WORK REQUIRED: The data below is to be returned in full and exactly.

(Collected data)
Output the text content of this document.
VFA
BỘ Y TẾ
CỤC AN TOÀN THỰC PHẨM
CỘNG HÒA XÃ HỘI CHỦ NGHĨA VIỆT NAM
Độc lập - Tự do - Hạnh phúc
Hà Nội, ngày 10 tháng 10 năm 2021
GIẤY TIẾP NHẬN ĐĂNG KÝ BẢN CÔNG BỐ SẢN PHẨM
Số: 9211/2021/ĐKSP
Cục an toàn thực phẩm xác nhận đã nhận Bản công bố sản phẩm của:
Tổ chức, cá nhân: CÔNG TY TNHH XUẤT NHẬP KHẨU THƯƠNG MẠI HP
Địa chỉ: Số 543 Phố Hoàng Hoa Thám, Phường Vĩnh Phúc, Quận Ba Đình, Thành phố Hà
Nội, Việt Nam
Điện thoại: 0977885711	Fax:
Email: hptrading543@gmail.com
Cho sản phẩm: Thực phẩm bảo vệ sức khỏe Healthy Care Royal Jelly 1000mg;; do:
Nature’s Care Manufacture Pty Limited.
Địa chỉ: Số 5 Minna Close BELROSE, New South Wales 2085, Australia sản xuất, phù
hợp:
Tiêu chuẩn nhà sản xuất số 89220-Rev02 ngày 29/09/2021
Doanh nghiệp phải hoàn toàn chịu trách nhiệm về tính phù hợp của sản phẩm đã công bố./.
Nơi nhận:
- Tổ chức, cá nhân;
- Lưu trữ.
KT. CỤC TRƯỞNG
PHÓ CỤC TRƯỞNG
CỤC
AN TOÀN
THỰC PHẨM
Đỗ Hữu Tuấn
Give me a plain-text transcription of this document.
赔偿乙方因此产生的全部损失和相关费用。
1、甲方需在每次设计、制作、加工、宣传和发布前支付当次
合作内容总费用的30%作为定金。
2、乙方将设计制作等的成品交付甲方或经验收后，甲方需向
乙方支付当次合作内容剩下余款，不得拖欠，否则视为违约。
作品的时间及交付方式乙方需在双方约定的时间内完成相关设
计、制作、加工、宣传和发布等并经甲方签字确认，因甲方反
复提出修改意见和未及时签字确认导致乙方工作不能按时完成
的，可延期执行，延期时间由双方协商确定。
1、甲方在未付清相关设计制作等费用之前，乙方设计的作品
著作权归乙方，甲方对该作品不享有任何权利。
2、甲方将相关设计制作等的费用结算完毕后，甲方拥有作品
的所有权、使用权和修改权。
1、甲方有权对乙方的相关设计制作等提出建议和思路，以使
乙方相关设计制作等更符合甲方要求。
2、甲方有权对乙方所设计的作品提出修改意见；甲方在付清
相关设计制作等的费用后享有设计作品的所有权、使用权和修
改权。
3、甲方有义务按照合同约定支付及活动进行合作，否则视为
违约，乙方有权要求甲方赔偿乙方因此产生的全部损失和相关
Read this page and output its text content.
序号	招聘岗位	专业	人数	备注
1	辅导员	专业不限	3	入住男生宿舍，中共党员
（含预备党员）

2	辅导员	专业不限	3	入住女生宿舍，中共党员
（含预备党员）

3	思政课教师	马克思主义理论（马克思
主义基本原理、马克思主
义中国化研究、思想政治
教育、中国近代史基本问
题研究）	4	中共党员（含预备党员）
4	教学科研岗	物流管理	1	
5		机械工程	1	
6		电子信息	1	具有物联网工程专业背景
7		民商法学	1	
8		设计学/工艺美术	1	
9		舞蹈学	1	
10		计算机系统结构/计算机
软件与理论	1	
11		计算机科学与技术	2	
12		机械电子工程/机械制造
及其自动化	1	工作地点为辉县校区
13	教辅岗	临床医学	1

FINAL RESULT:
Output the text content of this document.
VFA
BỘ Y TẾ
CỤC AN TOÀN THỰC PHẨM
CỘNG HÒA XÃ HỘI CHỦ NGHĨA VIỆT NAM
Độc lập - Tự do - Hạnh phúc
Hà Nội, ngày 10 tháng 10 năm 2021
GIẤY TIẾP NHẬN ĐĂNG KÝ BẢN CÔNG BỐ SẢN PHẨM
Số: 9211/2021/ĐKSP
Cục an toàn thực phẩm xác nhận đã nhận Bản công bố sản phẩm của:
Tổ chức, cá nhân: CÔNG TY TNHH XUẤT NHẬP KHẨU THƯƠNG MẠI HP
Địa chỉ: Số 543 Phố Hoàng Hoa Thám, Phường Vĩnh Phúc, Quận Ba Đình, Thành phố Hà
Nội, Việt Nam
Điện thoại: 0977885711	Fax:
Email: hptrading543@gmail.com
Cho sản phẩm: Thực phẩm bảo vệ sức khỏe Healthy Care Royal Jelly 1000mg;; do:
Nature’s Care Manufacture Pty Limited.
Địa chỉ: Số 5 Minna Close BELROSE, New South Wales 2085, Australia sản xuất, phù
hợp:
Tiêu chuẩn nhà sản xuất số 89220-Rev02 ngày 29/09/2021
Doanh nghiệp phải hoàn toàn chịu trách nhiệm về tính phù hợp của sản phẩm đã công bố./.
Nơi nhận:
- Tổ chức, cá nhân;
- Lưu trữ.
KT. CỤC TRƯỞNG
PHÓ CỤC TRƯỞNG
CỤC
AN TOÀN
THỰC PHẨM
Đỗ Hữu Tuấn
Give me a plain-text transcription of this document.
赔偿乙方因此产生的全部损失和相关费用。
1、甲方需在每次设计、制作、加工、宣传和发布前支付当次
合作内容总费用的30%作为定金。
2、乙方将设计制作等的成品交付甲方或经验收后，甲方需向
乙方支付当次合作内容剩下余款，不得拖欠，否则视为违约。
作品的时间及交付方式乙方需在双方约定的时间内完成相关设
计、制作、加工、宣传和发布等并经甲方签字确认，因甲方反
复提出修改意见和未及时签字确认导致乙方工作不能按时完成
的，可延期执行，延期时间由双方协商确定。
1、甲方在未付清相关设计制作等费用之前，乙方设计的作品
著作权归乙方，甲方对该作品不享有任何权利。
2、甲方将相关设计制作等的费用结算完毕后，甲方拥有作品
的所有权、使用权和修改权。
1、甲方有权对乙方的相关设计制作等提出建议和思路，以使
乙方相关设计制作等更符合甲方要求。
2、甲方有权对乙方所设计的作品提出修改意见；甲方在付清
相关设计制作等的费用后享有设计作品的所有权、使用权和修
改权。
3、甲方有义务按照合同约定支付及活动进行合作，否则视为
违约，乙方有权要求甲方赔偿乙方因此产生的全部损失和相关
Read this page and output its text content.
序号	招聘岗位	专业	人数	备注
1	辅导员	专业不限	3	入住男生宿舍，中共党员
（含预备党员）

2	辅导员	专业不限	3	入住女生宿舍，中共党员
（含预备党员）

3	思政课教师	马克思主义理论（马克思
主义基本原理、马克思主
义中国化研究、思想政治
教育、中国近代史基本问
题研究）	4	中共党员（含预备党员）
4	教学科研岗	物流管理	1	
5		机械工程	1	
6		电子信息	1	具有物联网工程专业背景
7		民商法学	1	
8		设计学/工艺美术	1	
9		舞蹈学	1	
10		计算机系统结构/计算机
软件与理论	1	
11		计算机科学与技术	2	
12		机械电子工程/机械制造
及其自动化	1	工作地点为辉县校区
13	教辅岗	临床医学	1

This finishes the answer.